**Exercise prompt**
Find the lines containing the word "JSON" and copy every one of them.

**Dataset entries**
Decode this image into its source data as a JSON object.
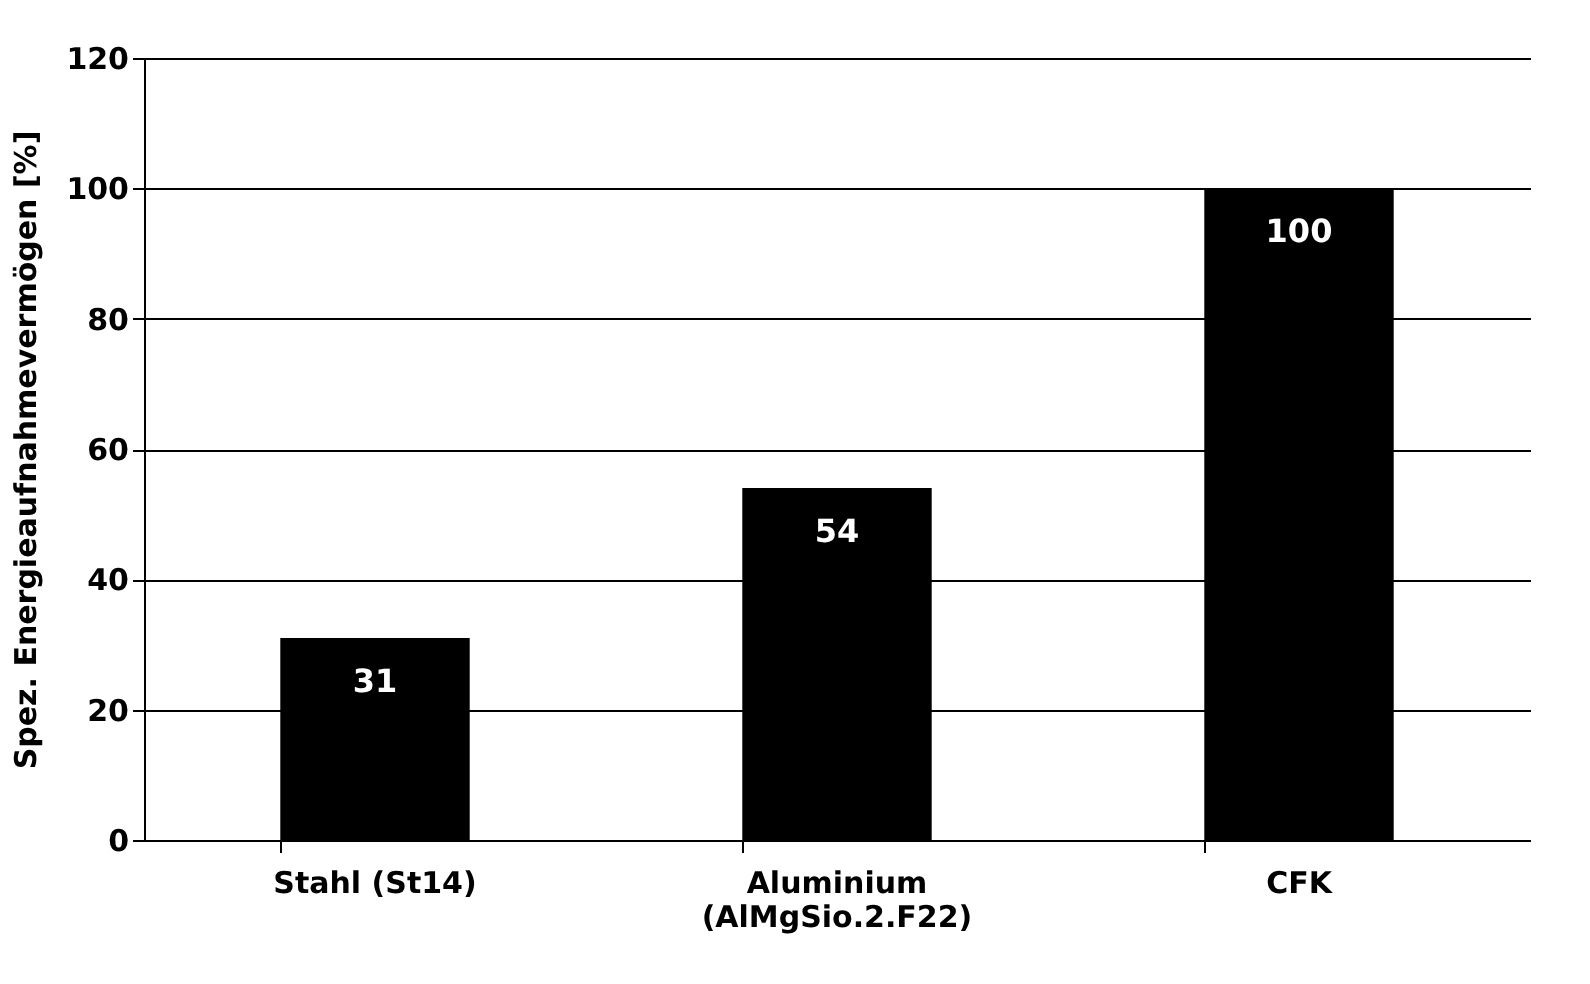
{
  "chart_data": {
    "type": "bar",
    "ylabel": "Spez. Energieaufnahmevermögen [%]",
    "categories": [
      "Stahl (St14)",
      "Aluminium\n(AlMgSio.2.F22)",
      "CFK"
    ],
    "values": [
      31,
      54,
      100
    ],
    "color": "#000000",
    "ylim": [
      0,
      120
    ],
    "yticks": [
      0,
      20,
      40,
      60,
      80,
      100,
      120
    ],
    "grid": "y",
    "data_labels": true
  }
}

==

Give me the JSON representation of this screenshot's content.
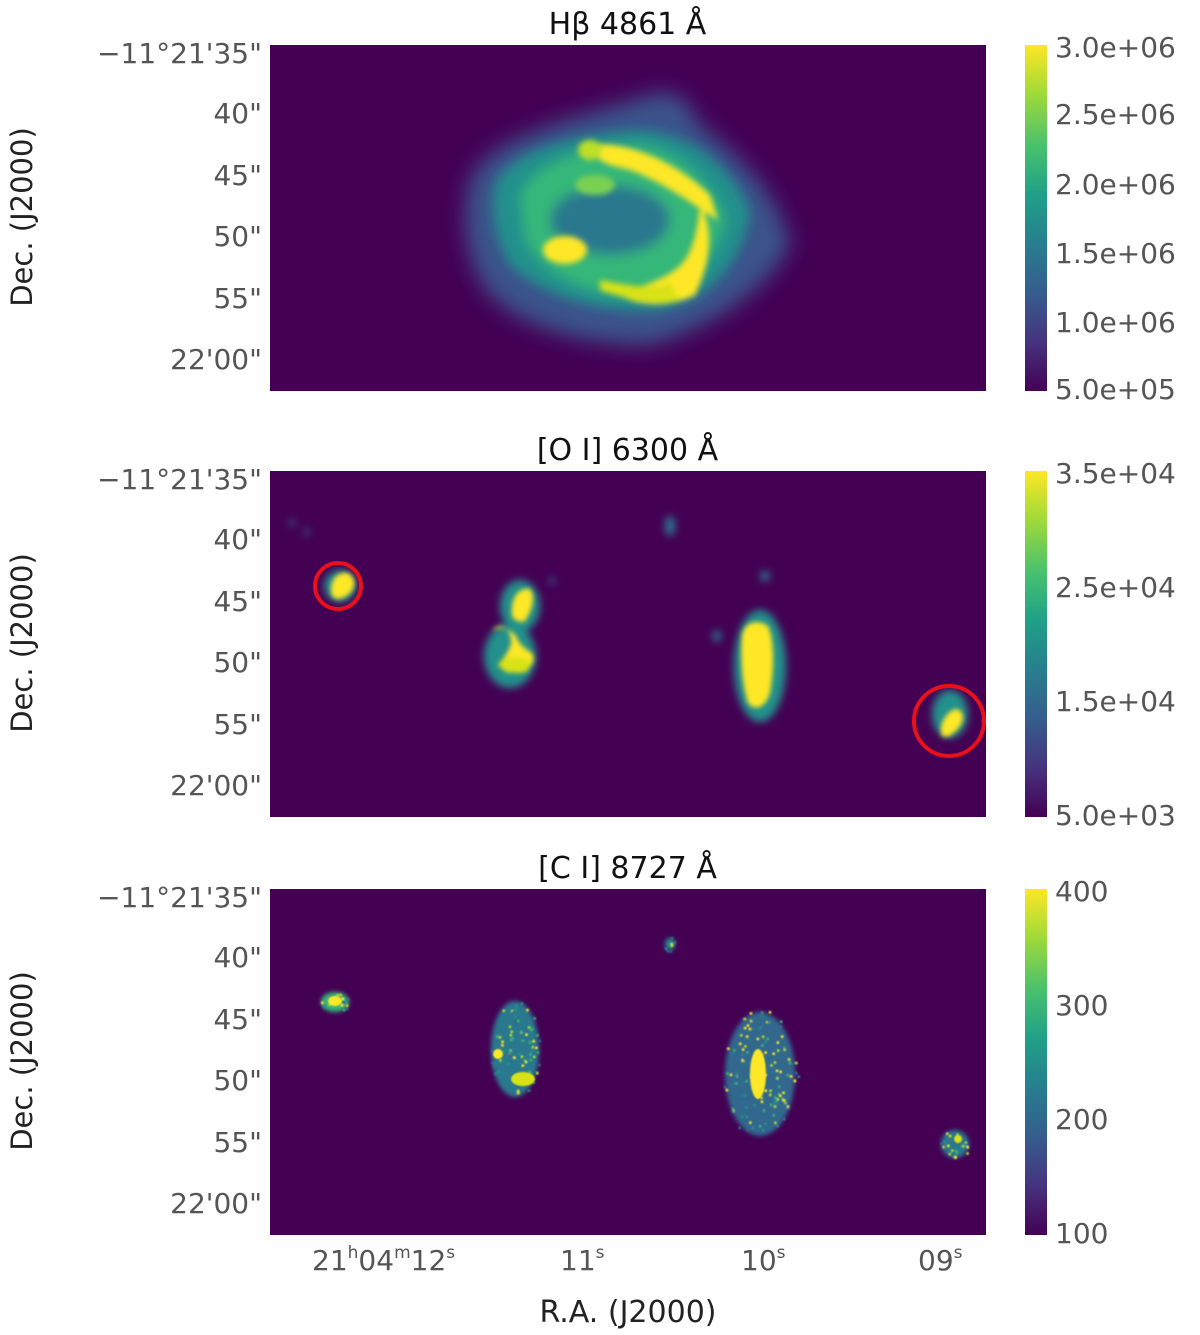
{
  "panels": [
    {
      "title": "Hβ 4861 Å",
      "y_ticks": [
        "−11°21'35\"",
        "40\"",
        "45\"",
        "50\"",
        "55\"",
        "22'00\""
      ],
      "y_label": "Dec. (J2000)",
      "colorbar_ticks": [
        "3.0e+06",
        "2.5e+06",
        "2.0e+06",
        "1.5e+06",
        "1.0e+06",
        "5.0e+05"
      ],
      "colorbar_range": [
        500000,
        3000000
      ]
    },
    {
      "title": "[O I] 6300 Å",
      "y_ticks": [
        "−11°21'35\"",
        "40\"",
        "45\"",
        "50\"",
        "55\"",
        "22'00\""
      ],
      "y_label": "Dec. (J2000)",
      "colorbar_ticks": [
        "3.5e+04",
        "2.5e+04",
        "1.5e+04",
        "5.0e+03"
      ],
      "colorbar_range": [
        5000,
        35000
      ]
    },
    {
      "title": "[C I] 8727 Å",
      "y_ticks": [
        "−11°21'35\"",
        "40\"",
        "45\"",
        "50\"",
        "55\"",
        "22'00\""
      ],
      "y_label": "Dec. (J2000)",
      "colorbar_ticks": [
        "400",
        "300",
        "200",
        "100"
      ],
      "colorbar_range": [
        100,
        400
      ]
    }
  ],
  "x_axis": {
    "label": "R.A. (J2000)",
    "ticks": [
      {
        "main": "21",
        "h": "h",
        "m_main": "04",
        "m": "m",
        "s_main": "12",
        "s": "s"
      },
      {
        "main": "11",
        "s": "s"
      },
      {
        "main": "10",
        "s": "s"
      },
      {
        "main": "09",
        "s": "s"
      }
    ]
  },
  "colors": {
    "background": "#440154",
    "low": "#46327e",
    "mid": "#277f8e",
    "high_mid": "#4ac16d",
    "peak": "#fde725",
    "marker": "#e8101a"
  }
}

**Complete response**
Decode this image into its source data as a JSON object.
Give me the JSON representation of this screenshot's content.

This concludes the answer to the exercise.